:: Record set ::

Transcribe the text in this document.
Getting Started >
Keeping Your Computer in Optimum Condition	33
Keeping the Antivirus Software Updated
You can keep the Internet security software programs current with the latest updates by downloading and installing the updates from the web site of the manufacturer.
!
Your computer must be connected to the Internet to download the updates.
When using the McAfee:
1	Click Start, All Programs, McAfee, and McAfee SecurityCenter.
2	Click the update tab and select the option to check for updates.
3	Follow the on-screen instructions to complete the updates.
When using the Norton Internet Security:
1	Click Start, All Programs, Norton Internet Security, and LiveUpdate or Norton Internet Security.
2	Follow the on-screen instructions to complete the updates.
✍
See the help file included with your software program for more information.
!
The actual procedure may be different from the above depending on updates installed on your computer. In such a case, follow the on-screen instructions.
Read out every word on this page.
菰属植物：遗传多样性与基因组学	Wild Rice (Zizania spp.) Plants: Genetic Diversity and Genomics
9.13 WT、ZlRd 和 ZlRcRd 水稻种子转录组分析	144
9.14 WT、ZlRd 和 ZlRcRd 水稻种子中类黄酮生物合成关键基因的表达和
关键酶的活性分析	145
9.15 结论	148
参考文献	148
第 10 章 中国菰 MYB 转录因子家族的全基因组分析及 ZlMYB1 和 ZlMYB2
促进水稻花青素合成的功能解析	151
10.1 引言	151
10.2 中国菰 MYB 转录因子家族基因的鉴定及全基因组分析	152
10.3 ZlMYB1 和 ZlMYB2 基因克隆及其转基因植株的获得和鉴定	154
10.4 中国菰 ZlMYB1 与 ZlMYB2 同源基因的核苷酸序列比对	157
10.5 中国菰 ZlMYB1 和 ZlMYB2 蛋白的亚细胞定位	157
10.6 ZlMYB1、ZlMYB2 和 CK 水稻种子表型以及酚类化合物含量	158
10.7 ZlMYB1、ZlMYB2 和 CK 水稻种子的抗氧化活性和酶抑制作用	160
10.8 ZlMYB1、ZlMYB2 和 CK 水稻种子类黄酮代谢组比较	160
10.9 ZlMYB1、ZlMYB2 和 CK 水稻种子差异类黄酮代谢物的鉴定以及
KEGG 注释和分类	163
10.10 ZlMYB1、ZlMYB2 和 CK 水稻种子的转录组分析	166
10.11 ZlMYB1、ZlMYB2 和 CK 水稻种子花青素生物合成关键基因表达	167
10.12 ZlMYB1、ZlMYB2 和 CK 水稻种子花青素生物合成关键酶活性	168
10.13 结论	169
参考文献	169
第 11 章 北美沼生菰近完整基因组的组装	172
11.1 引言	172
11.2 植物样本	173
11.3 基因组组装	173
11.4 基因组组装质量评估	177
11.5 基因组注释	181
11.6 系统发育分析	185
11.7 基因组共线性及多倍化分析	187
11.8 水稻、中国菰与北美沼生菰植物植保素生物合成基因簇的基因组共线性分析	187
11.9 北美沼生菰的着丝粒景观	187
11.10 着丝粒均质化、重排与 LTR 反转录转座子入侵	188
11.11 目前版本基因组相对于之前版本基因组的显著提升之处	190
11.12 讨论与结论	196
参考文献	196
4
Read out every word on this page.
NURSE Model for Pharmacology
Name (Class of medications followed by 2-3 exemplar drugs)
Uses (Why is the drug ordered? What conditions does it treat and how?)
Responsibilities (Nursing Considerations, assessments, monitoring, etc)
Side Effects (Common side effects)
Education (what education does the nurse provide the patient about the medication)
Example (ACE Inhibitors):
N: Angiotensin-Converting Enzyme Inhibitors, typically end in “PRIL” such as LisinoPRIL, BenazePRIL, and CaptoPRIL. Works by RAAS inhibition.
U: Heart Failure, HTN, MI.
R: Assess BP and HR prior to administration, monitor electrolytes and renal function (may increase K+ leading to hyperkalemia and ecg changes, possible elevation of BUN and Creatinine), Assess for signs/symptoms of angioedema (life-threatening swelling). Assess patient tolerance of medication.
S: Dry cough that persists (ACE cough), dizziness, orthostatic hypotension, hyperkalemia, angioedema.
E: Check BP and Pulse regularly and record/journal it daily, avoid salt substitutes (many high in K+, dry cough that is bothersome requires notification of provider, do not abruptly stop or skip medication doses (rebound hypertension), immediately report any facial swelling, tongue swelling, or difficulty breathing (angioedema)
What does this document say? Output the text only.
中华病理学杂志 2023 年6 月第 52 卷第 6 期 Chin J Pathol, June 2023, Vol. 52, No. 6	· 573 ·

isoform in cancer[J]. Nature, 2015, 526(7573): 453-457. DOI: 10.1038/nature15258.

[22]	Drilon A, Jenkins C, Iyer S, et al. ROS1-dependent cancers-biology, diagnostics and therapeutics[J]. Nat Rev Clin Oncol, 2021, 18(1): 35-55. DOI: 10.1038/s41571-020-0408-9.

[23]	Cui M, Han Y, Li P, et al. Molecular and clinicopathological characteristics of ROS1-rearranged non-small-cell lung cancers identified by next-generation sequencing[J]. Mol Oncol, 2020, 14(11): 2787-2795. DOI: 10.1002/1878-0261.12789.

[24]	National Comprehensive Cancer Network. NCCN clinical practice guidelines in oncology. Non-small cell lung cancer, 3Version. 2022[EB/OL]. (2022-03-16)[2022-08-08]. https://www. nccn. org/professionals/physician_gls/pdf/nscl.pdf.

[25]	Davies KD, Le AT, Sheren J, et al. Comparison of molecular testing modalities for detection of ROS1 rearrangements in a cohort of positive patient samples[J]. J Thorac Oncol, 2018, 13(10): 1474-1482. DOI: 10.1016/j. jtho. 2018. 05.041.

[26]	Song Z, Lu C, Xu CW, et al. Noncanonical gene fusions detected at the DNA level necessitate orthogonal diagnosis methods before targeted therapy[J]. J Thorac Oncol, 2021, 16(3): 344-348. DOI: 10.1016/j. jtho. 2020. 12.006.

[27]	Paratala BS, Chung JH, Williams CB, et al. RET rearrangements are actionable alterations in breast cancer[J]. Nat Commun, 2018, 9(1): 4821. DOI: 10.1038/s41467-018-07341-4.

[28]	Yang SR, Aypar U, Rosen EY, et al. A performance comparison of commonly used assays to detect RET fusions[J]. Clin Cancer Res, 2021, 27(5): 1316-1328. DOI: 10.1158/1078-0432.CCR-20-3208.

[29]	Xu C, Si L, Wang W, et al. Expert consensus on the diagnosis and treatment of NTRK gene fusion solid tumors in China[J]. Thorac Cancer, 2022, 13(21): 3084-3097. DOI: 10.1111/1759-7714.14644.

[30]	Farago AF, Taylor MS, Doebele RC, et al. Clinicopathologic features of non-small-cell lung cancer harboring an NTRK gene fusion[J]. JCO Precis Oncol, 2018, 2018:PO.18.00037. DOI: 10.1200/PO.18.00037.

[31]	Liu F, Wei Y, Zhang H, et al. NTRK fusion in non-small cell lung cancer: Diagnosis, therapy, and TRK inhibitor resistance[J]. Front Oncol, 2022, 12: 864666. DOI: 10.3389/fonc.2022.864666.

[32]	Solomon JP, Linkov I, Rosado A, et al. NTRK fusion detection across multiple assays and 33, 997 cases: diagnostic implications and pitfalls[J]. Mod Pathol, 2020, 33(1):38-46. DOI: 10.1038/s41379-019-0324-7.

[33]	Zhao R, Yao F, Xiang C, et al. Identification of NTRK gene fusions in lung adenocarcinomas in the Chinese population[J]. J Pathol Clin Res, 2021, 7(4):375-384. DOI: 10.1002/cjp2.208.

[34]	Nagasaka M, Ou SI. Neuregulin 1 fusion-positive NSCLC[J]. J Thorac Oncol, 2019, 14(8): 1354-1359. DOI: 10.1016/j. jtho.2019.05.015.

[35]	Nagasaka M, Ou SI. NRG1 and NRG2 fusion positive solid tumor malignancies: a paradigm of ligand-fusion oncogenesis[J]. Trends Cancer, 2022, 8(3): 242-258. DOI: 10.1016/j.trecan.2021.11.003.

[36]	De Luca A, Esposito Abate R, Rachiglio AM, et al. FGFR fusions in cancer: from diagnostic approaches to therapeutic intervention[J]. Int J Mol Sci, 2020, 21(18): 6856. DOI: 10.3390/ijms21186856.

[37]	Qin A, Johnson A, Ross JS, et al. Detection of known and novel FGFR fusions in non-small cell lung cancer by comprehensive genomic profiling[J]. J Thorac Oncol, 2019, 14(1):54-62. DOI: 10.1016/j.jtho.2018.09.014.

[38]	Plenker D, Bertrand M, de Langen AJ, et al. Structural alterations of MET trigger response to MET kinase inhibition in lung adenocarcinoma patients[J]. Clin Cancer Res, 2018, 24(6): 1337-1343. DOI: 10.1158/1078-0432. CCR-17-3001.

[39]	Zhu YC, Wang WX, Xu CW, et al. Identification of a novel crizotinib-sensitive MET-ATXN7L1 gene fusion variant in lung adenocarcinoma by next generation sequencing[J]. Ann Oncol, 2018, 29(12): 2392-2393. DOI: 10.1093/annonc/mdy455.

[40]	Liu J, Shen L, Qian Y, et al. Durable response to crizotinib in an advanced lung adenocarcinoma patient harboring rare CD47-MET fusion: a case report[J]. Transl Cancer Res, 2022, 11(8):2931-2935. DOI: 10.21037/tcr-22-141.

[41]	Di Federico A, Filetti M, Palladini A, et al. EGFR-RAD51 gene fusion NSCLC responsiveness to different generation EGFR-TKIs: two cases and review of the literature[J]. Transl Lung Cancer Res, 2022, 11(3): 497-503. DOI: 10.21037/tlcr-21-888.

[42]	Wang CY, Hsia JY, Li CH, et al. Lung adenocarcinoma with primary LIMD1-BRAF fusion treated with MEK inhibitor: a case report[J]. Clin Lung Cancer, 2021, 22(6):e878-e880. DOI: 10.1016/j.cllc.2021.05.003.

:::

**Prompt**. Extract all lines from the data in which "therapy" is found.

**Your solution**.
[26]	Song Z, Lu C, Xu CW, et al. Noncanonical gene fusions detected at the DNA level necessitate orthogonal diagnosis methods before targeted therapy[J]. J Thorac Oncol, 2021, 16(3): 344-348. DOI: 10.1016/j. jtho. 2020. 12.006.
[31]	Liu F, Wei Y, Zhang H, et al. NTRK fusion in non-small cell lung cancer: Diagnosis, therapy, and TRK inhibitor resistance[J]. Front Oncol, 2022, 12: 864666. DOI: 10.3389/fonc.2022.864666.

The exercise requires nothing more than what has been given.